> [Entries supplied]:
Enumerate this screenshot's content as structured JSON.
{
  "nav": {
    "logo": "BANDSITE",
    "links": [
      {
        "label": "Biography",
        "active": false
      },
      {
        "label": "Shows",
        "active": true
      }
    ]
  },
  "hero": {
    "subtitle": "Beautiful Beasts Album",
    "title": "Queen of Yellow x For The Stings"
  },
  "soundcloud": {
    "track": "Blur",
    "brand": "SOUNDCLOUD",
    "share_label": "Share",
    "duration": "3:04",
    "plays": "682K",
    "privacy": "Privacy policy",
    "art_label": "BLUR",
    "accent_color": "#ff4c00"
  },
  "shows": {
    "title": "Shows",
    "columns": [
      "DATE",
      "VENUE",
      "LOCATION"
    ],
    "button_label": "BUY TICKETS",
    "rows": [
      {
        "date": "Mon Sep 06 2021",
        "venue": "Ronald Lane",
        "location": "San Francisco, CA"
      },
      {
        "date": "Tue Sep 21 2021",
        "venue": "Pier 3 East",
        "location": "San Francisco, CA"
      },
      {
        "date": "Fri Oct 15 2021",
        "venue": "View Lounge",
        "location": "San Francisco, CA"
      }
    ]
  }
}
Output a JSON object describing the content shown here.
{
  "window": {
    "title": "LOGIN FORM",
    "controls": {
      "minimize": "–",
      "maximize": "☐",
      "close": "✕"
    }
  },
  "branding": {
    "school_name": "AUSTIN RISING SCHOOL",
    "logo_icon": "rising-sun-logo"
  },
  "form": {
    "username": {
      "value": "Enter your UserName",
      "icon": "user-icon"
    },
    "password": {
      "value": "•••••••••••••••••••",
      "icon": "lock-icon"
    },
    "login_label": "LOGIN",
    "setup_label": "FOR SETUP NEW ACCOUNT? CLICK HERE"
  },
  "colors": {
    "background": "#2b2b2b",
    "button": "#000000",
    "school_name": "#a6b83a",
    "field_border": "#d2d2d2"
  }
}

> [Task details]:
Return every record above exactly as it appears.

> [Output]:
Enumerate this screenshot's content as structured JSON.
{
  "nav": {
    "logo": "BANDSITE",
    "links": [
      {
        "label": "Biography",
        "active": false
      },
      {
        "label": "Shows",
        "active": true
      }
    ]
  },
  "hero": {
    "subtitle": "Beautiful Beasts Album",
    "title": "Queen of Yellow x For The Stings"
  },
  "soundcloud": {
    "track": "Blur",
    "brand": "SOUNDCLOUD",
    "share_label": "Share",
    "duration": "3:04",
    "plays": "682K",
    "privacy": "Privacy policy",
    "art_label": "BLUR",
    "accent_color": "#ff4c00"
  },
  "shows": {
    "title": "Shows",
    "columns": [
      "DATE",
      "VENUE",
      "LOCATION"
    ],
    "button_label": "BUY TICKETS",
    "rows": [
      {
        "date": "Mon Sep 06 2021",
        "venue": "Ronald Lane",
        "location": "San Francisco, CA"
      },
      {
        "date": "Tue Sep 21 2021",
        "venue": "Pier 3 East",
        "location": "San Francisco, CA"
      },
      {
        "date": "Fri Oct 15 2021",
        "venue": "View Lounge",
        "location": "San Francisco, CA"
      }
    ]
  }
}
Output a JSON object describing the content shown here.
{
  "window": {
    "title": "LOGIN FORM",
    "controls": {
      "minimize": "–",
      "maximize": "☐",
      "close": "✕"
    }
  },
  "branding": {
    "school_name": "AUSTIN RISING SCHOOL",
    "logo_icon": "rising-sun-logo"
  },
  "form": {
    "username": {
      "value": "Enter your UserName",
      "icon": "user-icon"
    },
    "password": {
      "value": "•••••••••••••••••••",
      "icon": "lock-icon"
    },
    "login_label": "LOGIN",
    "setup_label": "FOR SETUP NEW ACCOUNT? CLICK HERE"
  },
  "colors": {
    "background": "#2b2b2b",
    "button": "#000000",
    "school_name": "#a6b83a",
    "field_border": "#d2d2d2"
  }
}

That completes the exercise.